▼
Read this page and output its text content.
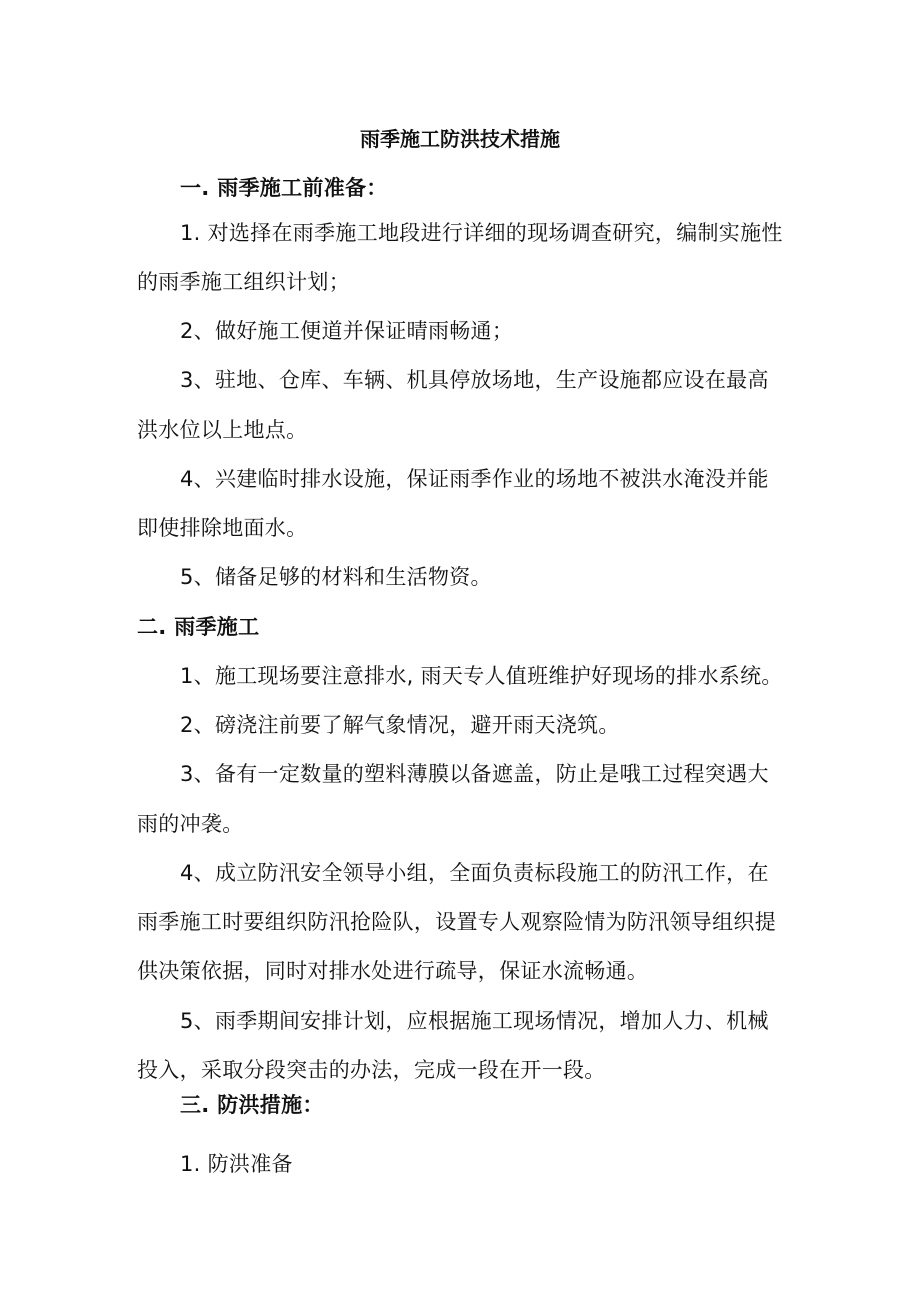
雨季施工防洪技术措施
一. 雨季施工前准备：
1. 对选择在雨季施工地段进行详细的现场调查研究，编制实施性
的雨季施工组织计划；
2、做好施工便道并保证晴雨畅通；
3、驻地、仓库、车辆、机具停放场地，生产设施都应设在最高
洪水位以上地点。
4、兴建临时排水设施，保证雨季作业的场地不被洪水淹没并能
即使排除地面水。
5、储备足够的材料和生活物资。
二. 雨季施工
1、施工现场要注意排水, 雨天专人值班维护好现场的排水系统。
2、磅浇注前要了解气象情况，避开雨天浇筑。
3、备有一定数量的塑料薄膜以备遮盖，防止是哦工过程突遇大
雨的冲袭。
4、成立防汛安全领导小组，全面负责标段施工的防汛工作，在
雨季施工时要组织防汛抢险队，设置专人观察险情为防汛领导组织提
供决策依据，同时对排水处进行疏导，保证水流畅通。
5、雨季期间安排计划，应根据施工现场情况，增加人力、机械
投入，采取分段突击的办法，完成一段在开一段。
三. 防洪措施：
1. 防洪准备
▲
# Exercise goal:
All of the lines above should be retyped precisely, apart from the pictures.

# Answer to the task:
Read this page and output its text content.
雨季施工防洪技术措施
一. 雨季施工前准备：
1. 对选择在雨季施工地段进行详细的现场调查研究，编制实施性
的雨季施工组织计划；
2、做好施工便道并保证晴雨畅通；
3、驻地、仓库、车辆、机具停放场地，生产设施都应设在最高
洪水位以上地点。
4、兴建临时排水设施，保证雨季作业的场地不被洪水淹没并能
即使排除地面水。
5、储备足够的材料和生活物资。
二. 雨季施工
1、施工现场要注意排水, 雨天专人值班维护好现场的排水系统。
2、磅浇注前要了解气象情况，避开雨天浇筑。
3、备有一定数量的塑料薄膜以备遮盖，防止是哦工过程突遇大
雨的冲袭。
4、成立防汛安全领导小组，全面负责标段施工的防汛工作，在
雨季施工时要组织防汛抢险队，设置专人观察险情为防汛领导组织提
供决策依据，同时对排水处进行疏导，保证水流畅通。
5、雨季期间安排计划，应根据施工现场情况，增加人力、机械
投入，采取分段突击的办法，完成一段在开一段。
三. 防洪措施：
1. 防洪准备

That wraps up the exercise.